Extract every line that includes the string "BLACK".
··· Working data ···
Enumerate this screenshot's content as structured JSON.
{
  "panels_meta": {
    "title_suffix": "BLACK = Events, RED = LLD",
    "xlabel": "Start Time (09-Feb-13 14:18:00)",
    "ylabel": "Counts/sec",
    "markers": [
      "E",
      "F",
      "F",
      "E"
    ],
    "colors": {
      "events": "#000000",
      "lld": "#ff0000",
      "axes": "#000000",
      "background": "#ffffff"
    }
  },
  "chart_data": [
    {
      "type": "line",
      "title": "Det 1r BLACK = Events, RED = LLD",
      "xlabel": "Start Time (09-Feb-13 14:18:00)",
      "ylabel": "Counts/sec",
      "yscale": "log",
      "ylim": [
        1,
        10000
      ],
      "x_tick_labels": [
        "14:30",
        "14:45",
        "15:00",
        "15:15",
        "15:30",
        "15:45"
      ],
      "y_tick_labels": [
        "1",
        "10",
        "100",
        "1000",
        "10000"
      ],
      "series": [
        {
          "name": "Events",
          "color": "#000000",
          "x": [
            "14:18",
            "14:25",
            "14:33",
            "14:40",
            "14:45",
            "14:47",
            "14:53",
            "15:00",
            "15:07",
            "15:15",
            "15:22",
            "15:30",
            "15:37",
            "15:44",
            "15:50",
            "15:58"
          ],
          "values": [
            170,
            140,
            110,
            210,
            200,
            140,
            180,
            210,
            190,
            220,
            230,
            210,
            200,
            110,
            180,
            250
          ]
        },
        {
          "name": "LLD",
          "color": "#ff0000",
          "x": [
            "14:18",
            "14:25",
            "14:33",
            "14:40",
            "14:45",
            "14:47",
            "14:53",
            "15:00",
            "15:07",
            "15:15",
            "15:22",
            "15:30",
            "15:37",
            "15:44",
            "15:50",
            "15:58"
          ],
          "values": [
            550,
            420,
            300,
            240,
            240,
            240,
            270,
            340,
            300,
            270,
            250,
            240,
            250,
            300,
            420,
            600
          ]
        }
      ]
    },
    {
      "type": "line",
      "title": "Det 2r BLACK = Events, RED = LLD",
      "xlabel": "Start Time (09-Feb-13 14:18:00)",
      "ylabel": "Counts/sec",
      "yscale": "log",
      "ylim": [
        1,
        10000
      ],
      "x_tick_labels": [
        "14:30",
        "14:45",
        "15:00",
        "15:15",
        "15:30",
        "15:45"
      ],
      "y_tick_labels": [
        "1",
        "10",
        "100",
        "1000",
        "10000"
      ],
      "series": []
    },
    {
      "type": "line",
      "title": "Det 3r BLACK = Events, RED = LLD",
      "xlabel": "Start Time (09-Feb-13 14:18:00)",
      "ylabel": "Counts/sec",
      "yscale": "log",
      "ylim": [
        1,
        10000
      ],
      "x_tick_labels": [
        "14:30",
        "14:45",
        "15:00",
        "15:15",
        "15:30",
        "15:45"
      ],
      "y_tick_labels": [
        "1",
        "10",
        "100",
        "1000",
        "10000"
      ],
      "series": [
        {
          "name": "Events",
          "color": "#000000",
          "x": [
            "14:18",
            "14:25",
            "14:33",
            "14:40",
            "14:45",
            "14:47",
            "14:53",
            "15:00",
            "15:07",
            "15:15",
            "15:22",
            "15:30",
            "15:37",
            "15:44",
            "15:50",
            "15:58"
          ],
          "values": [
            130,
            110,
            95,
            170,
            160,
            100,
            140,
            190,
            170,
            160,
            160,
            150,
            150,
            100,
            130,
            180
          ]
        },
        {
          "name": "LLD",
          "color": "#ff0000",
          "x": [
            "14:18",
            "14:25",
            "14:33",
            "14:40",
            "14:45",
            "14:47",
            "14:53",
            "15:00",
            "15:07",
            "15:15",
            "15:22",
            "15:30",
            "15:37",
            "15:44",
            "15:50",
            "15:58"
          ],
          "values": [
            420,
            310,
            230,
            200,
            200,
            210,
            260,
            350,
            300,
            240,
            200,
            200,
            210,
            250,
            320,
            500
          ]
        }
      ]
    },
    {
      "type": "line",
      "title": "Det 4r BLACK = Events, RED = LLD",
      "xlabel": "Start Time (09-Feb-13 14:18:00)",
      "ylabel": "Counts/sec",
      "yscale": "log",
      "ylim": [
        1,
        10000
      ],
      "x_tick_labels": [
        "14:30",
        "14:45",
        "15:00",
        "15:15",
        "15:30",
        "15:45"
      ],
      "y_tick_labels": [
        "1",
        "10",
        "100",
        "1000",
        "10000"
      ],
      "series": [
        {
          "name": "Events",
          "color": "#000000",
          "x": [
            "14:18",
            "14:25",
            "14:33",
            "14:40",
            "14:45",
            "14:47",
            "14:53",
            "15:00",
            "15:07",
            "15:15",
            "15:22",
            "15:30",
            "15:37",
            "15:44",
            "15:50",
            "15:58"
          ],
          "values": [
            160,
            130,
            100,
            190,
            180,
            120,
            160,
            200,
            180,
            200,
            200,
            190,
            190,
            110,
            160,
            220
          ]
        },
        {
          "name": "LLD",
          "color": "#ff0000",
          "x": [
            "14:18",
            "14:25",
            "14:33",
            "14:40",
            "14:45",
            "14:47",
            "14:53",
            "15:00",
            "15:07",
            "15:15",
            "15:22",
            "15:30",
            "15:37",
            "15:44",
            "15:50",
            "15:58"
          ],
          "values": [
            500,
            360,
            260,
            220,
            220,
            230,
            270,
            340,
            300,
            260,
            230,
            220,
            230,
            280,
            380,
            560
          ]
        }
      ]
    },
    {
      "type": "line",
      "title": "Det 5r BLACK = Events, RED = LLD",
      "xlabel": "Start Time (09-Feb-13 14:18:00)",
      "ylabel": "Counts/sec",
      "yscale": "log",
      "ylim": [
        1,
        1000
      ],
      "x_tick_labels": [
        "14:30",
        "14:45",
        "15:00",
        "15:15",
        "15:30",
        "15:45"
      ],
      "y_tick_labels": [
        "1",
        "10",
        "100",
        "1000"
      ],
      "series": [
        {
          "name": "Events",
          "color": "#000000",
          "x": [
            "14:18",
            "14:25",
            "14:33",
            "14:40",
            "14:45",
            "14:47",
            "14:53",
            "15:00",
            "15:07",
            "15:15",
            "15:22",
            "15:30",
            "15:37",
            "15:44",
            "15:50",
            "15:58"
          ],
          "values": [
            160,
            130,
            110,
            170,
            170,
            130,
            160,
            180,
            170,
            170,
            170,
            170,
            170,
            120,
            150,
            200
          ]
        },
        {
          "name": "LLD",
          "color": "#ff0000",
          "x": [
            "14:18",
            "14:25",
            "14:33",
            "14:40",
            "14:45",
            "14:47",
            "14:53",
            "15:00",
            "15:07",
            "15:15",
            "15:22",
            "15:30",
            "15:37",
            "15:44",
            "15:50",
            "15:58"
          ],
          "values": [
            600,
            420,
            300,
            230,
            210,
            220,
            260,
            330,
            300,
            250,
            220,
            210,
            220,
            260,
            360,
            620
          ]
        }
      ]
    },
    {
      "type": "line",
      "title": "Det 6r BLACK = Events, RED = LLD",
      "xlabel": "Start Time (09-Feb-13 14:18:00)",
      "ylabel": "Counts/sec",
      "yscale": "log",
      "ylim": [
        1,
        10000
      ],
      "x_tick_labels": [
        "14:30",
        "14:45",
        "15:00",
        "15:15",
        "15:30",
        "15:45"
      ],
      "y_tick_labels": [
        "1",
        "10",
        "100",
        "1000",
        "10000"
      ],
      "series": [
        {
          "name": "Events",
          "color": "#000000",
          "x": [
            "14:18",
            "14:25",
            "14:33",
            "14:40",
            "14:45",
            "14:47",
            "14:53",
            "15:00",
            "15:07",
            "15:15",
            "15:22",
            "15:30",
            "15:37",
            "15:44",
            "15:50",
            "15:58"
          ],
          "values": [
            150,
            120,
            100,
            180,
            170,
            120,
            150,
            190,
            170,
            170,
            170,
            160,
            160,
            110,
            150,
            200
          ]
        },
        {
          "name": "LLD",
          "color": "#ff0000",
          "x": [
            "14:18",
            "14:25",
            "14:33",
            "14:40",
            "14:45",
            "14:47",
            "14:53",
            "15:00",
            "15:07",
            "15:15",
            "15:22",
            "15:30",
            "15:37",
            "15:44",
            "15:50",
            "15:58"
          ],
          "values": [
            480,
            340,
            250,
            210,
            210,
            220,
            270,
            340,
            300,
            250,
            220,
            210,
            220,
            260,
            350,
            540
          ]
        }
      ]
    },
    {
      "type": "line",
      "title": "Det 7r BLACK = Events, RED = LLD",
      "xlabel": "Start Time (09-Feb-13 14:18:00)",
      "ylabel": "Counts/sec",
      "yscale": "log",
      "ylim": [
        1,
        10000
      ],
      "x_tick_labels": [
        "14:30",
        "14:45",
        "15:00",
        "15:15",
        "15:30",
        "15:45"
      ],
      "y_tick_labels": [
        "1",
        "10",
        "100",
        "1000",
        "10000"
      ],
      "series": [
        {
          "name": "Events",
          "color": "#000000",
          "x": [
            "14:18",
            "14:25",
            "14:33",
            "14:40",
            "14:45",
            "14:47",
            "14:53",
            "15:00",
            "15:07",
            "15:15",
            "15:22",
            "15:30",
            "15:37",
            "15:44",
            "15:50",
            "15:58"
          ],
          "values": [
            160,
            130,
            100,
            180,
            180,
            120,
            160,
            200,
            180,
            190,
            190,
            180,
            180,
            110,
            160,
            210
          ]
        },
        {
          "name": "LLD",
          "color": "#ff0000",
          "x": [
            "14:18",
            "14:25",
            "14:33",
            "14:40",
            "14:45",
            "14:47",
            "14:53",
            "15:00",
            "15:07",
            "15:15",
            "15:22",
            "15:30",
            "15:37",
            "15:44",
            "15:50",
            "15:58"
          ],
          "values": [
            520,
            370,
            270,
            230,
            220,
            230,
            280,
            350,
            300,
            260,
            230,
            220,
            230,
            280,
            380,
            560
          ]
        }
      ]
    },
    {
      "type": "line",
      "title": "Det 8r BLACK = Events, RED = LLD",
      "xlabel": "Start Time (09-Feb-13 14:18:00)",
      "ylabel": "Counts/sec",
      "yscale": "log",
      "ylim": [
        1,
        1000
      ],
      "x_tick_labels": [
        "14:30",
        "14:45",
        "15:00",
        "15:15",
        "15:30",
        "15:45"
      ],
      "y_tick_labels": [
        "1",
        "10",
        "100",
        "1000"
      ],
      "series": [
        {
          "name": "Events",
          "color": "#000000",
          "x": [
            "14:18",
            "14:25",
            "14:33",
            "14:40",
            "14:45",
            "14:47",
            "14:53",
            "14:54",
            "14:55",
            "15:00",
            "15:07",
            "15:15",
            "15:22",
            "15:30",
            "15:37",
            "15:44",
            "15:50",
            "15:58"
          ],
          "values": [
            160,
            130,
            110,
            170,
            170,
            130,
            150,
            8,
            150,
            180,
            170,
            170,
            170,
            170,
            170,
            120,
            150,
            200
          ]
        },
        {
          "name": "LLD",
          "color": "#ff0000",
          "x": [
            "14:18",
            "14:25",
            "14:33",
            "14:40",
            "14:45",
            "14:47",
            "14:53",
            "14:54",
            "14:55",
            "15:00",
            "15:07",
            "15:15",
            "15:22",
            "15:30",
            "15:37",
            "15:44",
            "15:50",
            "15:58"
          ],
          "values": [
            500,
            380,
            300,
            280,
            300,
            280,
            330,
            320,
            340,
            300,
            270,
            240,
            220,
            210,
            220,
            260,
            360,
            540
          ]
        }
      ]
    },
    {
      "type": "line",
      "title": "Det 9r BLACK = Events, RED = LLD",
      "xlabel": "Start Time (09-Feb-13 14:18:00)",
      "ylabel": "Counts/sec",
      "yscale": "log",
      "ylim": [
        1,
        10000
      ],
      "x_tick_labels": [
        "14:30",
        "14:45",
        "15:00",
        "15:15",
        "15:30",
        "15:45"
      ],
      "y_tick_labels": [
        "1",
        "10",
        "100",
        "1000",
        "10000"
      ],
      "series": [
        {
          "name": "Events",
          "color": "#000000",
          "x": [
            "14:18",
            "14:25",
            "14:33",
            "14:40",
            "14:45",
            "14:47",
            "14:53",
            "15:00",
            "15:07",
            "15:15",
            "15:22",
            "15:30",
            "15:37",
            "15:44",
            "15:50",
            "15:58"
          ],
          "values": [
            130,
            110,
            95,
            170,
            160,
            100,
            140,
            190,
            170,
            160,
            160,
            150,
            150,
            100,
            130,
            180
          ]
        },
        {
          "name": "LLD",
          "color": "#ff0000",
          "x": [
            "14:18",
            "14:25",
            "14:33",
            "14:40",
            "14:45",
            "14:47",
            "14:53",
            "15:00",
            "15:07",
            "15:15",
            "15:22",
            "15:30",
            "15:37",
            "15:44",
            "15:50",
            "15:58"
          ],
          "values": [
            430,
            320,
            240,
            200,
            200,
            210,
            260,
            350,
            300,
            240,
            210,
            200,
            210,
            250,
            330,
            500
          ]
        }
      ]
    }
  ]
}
···
Exercise solution ::
    "title_suffix": "BLACK = Events, RED = LLD",
      "title": "Det 1r BLACK = Events, RED = LLD",
      "title": "Det 2r BLACK = Events, RED = LLD",
      "title": "Det 3r BLACK = Events, RED = LLD",
      "title": "Det 4r BLACK = Events, RED = LLD",
      "title": "Det 5r BLACK = Events, RED = LLD",
      "title": "Det 6r BLACK = Events, RED = LLD",
      "title": "Det 7r BLACK = Events, RED = LLD",
      "title": "Det 8r BLACK = Events, RED = LLD",
      "title": "Det 9r BLACK = Events, RED = LLD",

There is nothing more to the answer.